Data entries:

## BEGIN

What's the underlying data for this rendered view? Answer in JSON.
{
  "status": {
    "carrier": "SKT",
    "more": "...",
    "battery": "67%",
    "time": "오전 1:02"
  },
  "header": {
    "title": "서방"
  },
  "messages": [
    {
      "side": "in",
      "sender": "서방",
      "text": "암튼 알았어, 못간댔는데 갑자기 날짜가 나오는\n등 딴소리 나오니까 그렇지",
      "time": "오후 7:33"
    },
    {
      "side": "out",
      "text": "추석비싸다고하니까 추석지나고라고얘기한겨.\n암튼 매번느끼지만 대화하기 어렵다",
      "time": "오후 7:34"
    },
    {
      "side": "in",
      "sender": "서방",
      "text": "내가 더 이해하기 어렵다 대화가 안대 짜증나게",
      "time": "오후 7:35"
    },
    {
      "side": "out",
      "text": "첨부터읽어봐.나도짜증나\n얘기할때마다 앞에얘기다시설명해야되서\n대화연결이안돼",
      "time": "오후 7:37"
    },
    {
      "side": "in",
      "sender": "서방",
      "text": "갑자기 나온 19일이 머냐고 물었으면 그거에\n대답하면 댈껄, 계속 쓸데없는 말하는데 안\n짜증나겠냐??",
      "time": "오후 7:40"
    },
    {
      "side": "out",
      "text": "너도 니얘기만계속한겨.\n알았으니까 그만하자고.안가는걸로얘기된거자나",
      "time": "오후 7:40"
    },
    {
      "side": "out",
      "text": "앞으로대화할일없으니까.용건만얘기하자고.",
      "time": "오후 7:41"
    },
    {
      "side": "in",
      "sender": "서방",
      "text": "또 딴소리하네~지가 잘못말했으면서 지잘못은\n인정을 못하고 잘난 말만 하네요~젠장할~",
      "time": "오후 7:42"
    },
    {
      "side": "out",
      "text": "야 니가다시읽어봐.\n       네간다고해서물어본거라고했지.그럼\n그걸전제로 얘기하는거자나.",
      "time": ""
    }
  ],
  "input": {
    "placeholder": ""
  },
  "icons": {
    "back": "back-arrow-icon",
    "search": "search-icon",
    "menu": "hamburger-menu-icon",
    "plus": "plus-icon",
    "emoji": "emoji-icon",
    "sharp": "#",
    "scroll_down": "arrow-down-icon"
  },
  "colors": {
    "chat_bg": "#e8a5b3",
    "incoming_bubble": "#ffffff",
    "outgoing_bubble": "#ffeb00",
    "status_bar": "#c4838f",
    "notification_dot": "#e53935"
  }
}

## END

Short problem: Print out all the entries precisely as written.

Reply:
What's the underlying data for this rendered view? Answer in JSON.
{
  "status": {
    "carrier": "SKT",
    "more": "...",
    "battery": "67%",
    "time": "오전 1:02"
  },
  "header": {
    "title": "서방"
  },
  "messages": [
    {
      "side": "in",
      "sender": "서방",
      "text": "암튼 알았어, 못간댔는데 갑자기 날짜가 나오는\n등 딴소리 나오니까 그렇지",
      "time": "오후 7:33"
    },
    {
      "side": "out",
      "text": "추석비싸다고하니까 추석지나고라고얘기한겨.\n암튼 매번느끼지만 대화하기 어렵다",
      "time": "오후 7:34"
    },
    {
      "side": "in",
      "sender": "서방",
      "text": "내가 더 이해하기 어렵다 대화가 안대 짜증나게",
      "time": "오후 7:35"
    },
    {
      "side": "out",
      "text": "첨부터읽어봐.나도짜증나\n얘기할때마다 앞에얘기다시설명해야되서\n대화연결이안돼",
      "time": "오후 7:37"
    },
    {
      "side": "in",
      "sender": "서방",
      "text": "갑자기 나온 19일이 머냐고 물었으면 그거에\n대답하면 댈껄, 계속 쓸데없는 말하는데 안\n짜증나겠냐??",
      "time": "오후 7:40"
    },
    {
      "side": "out",
      "text": "너도 니얘기만계속한겨.\n알았으니까 그만하자고.안가는걸로얘기된거자나",
      "time": "오후 7:40"
    },
    {
      "side": "out",
      "text": "앞으로대화할일없으니까.용건만얘기하자고.",
      "time": "오후 7:41"
    },
    {
      "side": "in",
      "sender": "서방",
      "text": "또 딴소리하네~지가 잘못말했으면서 지잘못은\n인정을 못하고 잘난 말만 하네요~젠장할~",
      "time": "오후 7:42"
    },
    {
      "side": "out",
      "text": "야 니가다시읽어봐.\n       네간다고해서물어본거라고했지.그럼\n그걸전제로 얘기하는거자나.",
      "time": ""
    }
  ],
  "input": {
    "placeholder": ""
  },
  "icons": {
    "back": "back-arrow-icon",
    "search": "search-icon",
    "menu": "hamburger-menu-icon",
    "plus": "plus-icon",
    "emoji": "emoji-icon",
    "sharp": "#",
    "scroll_down": "arrow-down-icon"
  },
  "colors": {
    "chat_bg": "#e8a5b3",
    "incoming_bubble": "#ffffff",
    "outgoing_bubble": "#ffeb00",
    "status_bar": "#c4838f",
    "notification_dot": "#e53935"
  }
}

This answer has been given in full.